## DESCRIPTION OF THE TASK
Filter for the word "также" and keep each matching line.

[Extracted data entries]
· · · · · · ·

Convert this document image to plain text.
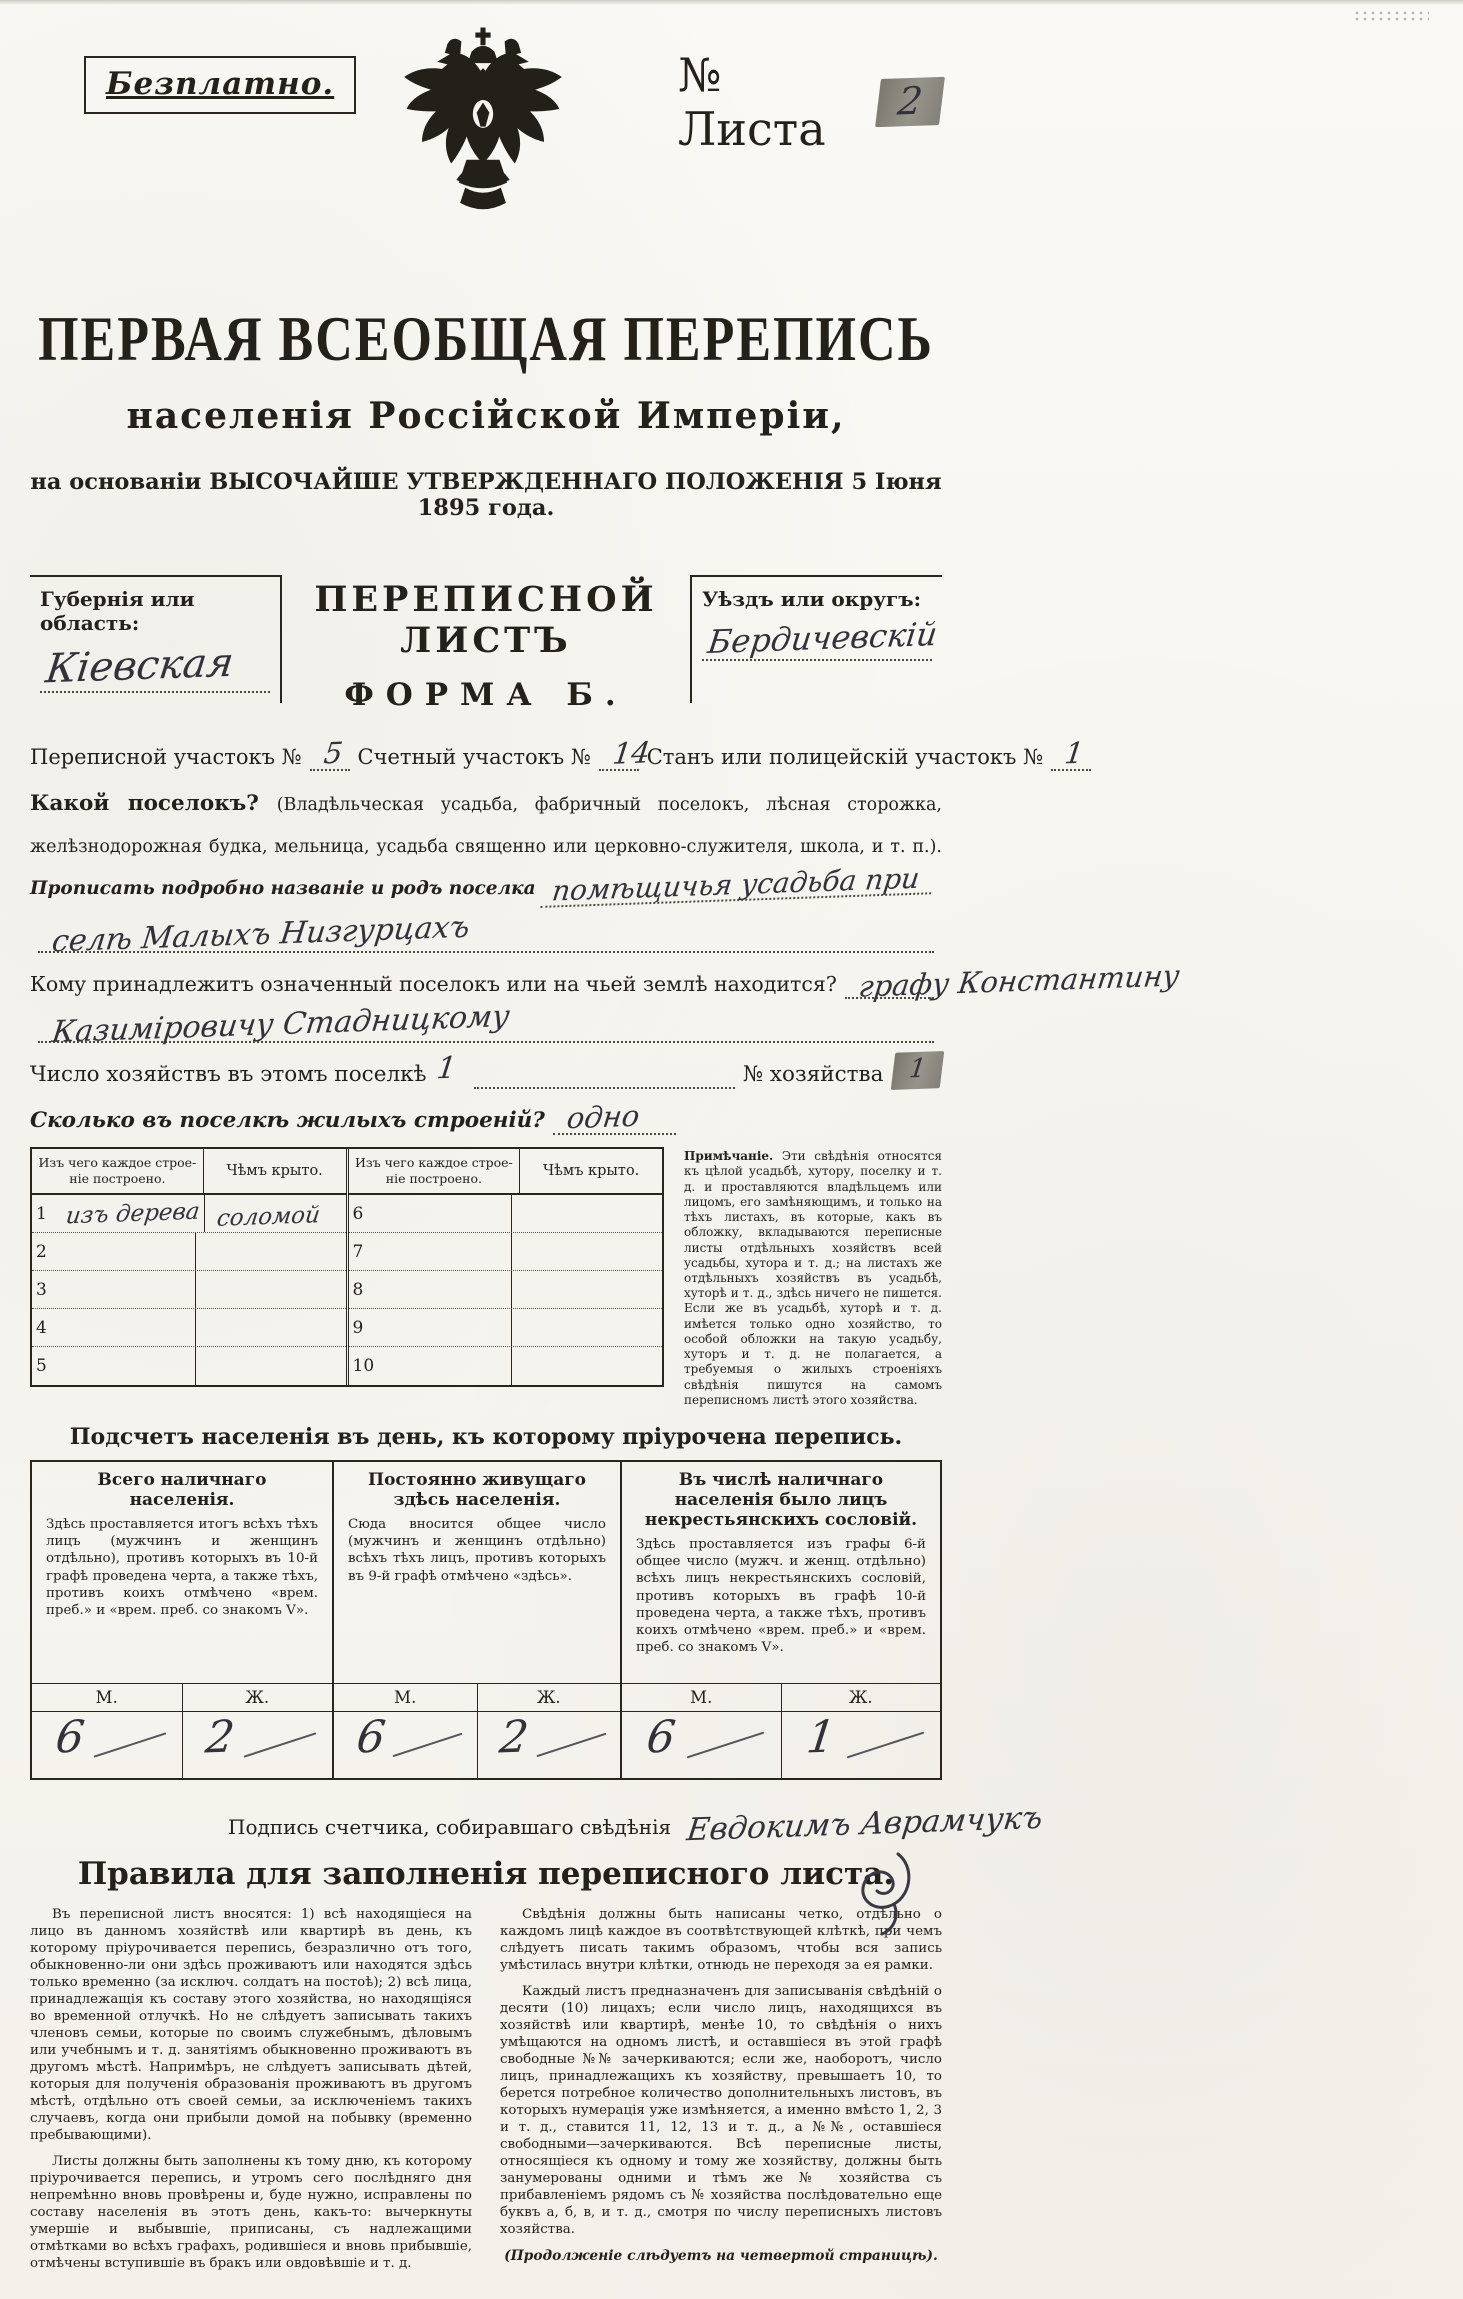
Безплатно.	№ Листа
2
ПЕРВАЯ ВСЕОБЩАЯ ПЕРЕПИСЬ
населенія Россійской Имперіи,
на основаніи ВЫСОЧАЙШЕ УТВЕРЖДЕННАГО ПОЛОЖЕНІЯ 5 Іюня 1895 года.
Губернія или область:
Кіевская
ПЕРЕПИСНОЙ ЛИСТЪ
ФОРМА Б.
Уѣздъ или округъ:
Бердичевскій
Переписной участокъ № 5 Счетный участокъ № 14
Станъ или полицейскій участокъ № 1
Какой поселокъ? (Владѣльческая усадьба, фабричный поселокъ, лѣсная сторожка, желѣзнодорожная будка, мельница, усадьба священно или церковно-служителя, школа, и т. п.). Прописать подробно названіе и родъ поселка помѣщичья усадьба при
селѣ Малыхъ Низгурцахъ
Кому принадлежитъ означенный поселокъ или на чьей землѣ находится? графу Константину
Казиміровичу Стадницкому
Число хозяйствъ въ этомъ поселкѣ 1	№ хозяйства 1
Сколько въ поселкѣ жилыхъ строеній? одно
Изъ чего каждое строе-ніе построено.	Чѣмъ крыто.
1 изъ дерева соломой
2
3
4
5
Изъ чего каждое строе-ніе построено.	Чѣмъ крыто.
6
7
8
9
10
Примѣчаніе. Эти свѣдѣнія относятся къ цѣлой усадьбѣ, хутору, поселку и т. д. и проставляются владѣльцемъ или лицомъ, его замѣняющимъ, и только на тѣхъ листахъ, въ которые, какъ въ обложку, вкладываются переписные листы отдѣльныхъ хозяйствъ всей усадьбы, хутора и т. д.; на листахъ же отдѣльныхъ хозяйствъ въ усадьбѣ, хуторѣ и т. д., здѣсь ничего не пишется. Если же въ усадьбѣ, хуторѣ и т. д. имѣется только одно хозяйство, то особой обложки на такую усадьбу, хуторъ и т. д. не полагается, а требуемыя о жилыхъ строеніяхъ свѣдѣнія пишутся на самомъ переписномъ листѣ этого хозяйства.
Подсчетъ населенія въ день, къ которому пріурочена перепись.
Всего наличнаго населенія.
Здѣсь проставляется итогъ всѣхъ тѣхъ лицъ (мужчинъ и женщинъ отдѣльно), противъ которыхъ въ 10-й графѣ проведена черта, а также тѣхъ, противъ коихъ отмѣчено «врем. преб.» и «врем. преб. со знакомъ V».
М.	Ж.
6	2
Постоянно живущаго здѣсь населенія.
Сюда вносится общее число (мужчинъ и женщинъ отдѣльно) всѣхъ тѣхъ лицъ, противъ которыхъ въ 9-й графѣ отмѣчено «здѣсь».
М.	Ж.
6 2
Въ числѣ наличнаго населенія было лицъ некрестьянскихъ сословій.
Здѣсь проставляется изъ графы 6-й общее число (мужч. и женщ. отдѣльно) всѣхъ лицъ некрестьянскихъ сословій, противъ которыхъ въ графѣ 10-й проведена черта, а также тѣхъ, противъ коихъ отмѣчено «врем. преб.» и «врем. преб. со знакомъ V».
М.	Ж.
6	1
Подпись счетчика, собиравшаго свѣдѣнія Евдокимъ Аврамчукъ
Правила для заполненія переписного листа.

Въ переписной листъ вносятся: 1) всѣ находящіеся на лицо въ данномъ хозяйствѣ или квартирѣ въ день, къ которому пріурочивается перепись, безразлично отъ того, обыкновенно-ли они здѣсь проживаютъ или находятся здѣсь только временно (за исключ. солдатъ на постоѣ); 2) всѣ лица, принадлежащія къ составу этого хозяйства, но находящіяся во временной отлучкѣ. Но не слѣдуетъ записывать такихъ членовъ семьи, которые по своимъ служебнымъ, дѣловымъ или учебнымъ и т. д. занятіямъ обыкновенно проживаютъ въ другомъ мѣстѣ. Напримѣръ, не слѣдуетъ записывать дѣтей, которыя для полученія образованія проживаютъ въ другомъ мѣстѣ, отдѣльно отъ своей семьи, за исключеніемъ такихъ случаевъ, когда они прибыли домой на побывку (временно пребывающими).

Листы должны быть заполнены къ тому дню, къ которому пріурочивается перепись, и утромъ сего послѣдняго дня непремѣнно вновь провѣрены и, буде нужно, исправлены по составу населенія въ этотъ день, какъ-то: вычеркнуты умершіе и выбывшіе, приписаны, съ надлежащими отмѣтками во всѣхъ графахъ, родившіеся и вновь прибывшіе, отмѣчены вступившіе въ бракъ или овдовѣвшіе и т. д.

Свѣдѣнія должны быть написаны четко, отдѣльно о каждомъ лицѣ каждое въ соотвѣтствующей клѣткѣ, при чемъ слѣдуетъ писать такимъ образомъ, чтобы вся запись умѣстилась внутри клѣтки, отнюдь не переходя за ея рамки.

Каждый листъ предназначенъ для записыванія свѣдѣній о десяти (10) лицахъ; если число лицъ, находящихся въ хозяйствѣ или квартирѣ, менѣе 10, то свѣдѣнія о нихъ умѣщаются на одномъ листѣ, и оставшіеся въ этой графѣ свободные №№ зачеркиваются; если же, наоборотъ, число лицъ, принадлежащихъ къ хозяйству, превышаетъ 10, то берется потребное количество дополнительныхъ листовъ, въ которыхъ нумерація уже измѣняется, а именно вмѣсто 1, 2, 3 и т. д., ставится 11, 12, 13 и т. д., а №№, оставшіеся свободными—зачеркиваются. Всѣ переписные листы, относящіеся къ одному и тому же хозяйству, должны быть занумерованы одними и тѣмъ же № хозяйства съ прибавленіемъ рядомъ съ № хозяйства послѣдовательно еще буквъ а, б, в, и т. д., смотря по числу переписныхъ листовъ хозяйства.

(Продолженіе слѣдуетъ на четвертой страницѣ).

· · · · · · ·

## WRITTEN ANSWER
Здѣсь проставляется итогъ всѣхъ тѣхъ лицъ (мужчинъ и женщинъ отдѣльно), противъ которыхъ въ 10-й графѣ проведена черта, а также тѣхъ, противъ коихъ отмѣчено «врем. преб.» и «врем. преб. со знакомъ V».
Здѣсь проставляется изъ графы 6-й общее число (мужч. и женщ. отдѣльно) всѣхъ лицъ некрестьянскихъ сословій, противъ которыхъ въ графѣ 10-й проведена черта, а также тѣхъ, противъ коихъ отмѣчено «врем. преб.» и «врем. преб. со знакомъ V».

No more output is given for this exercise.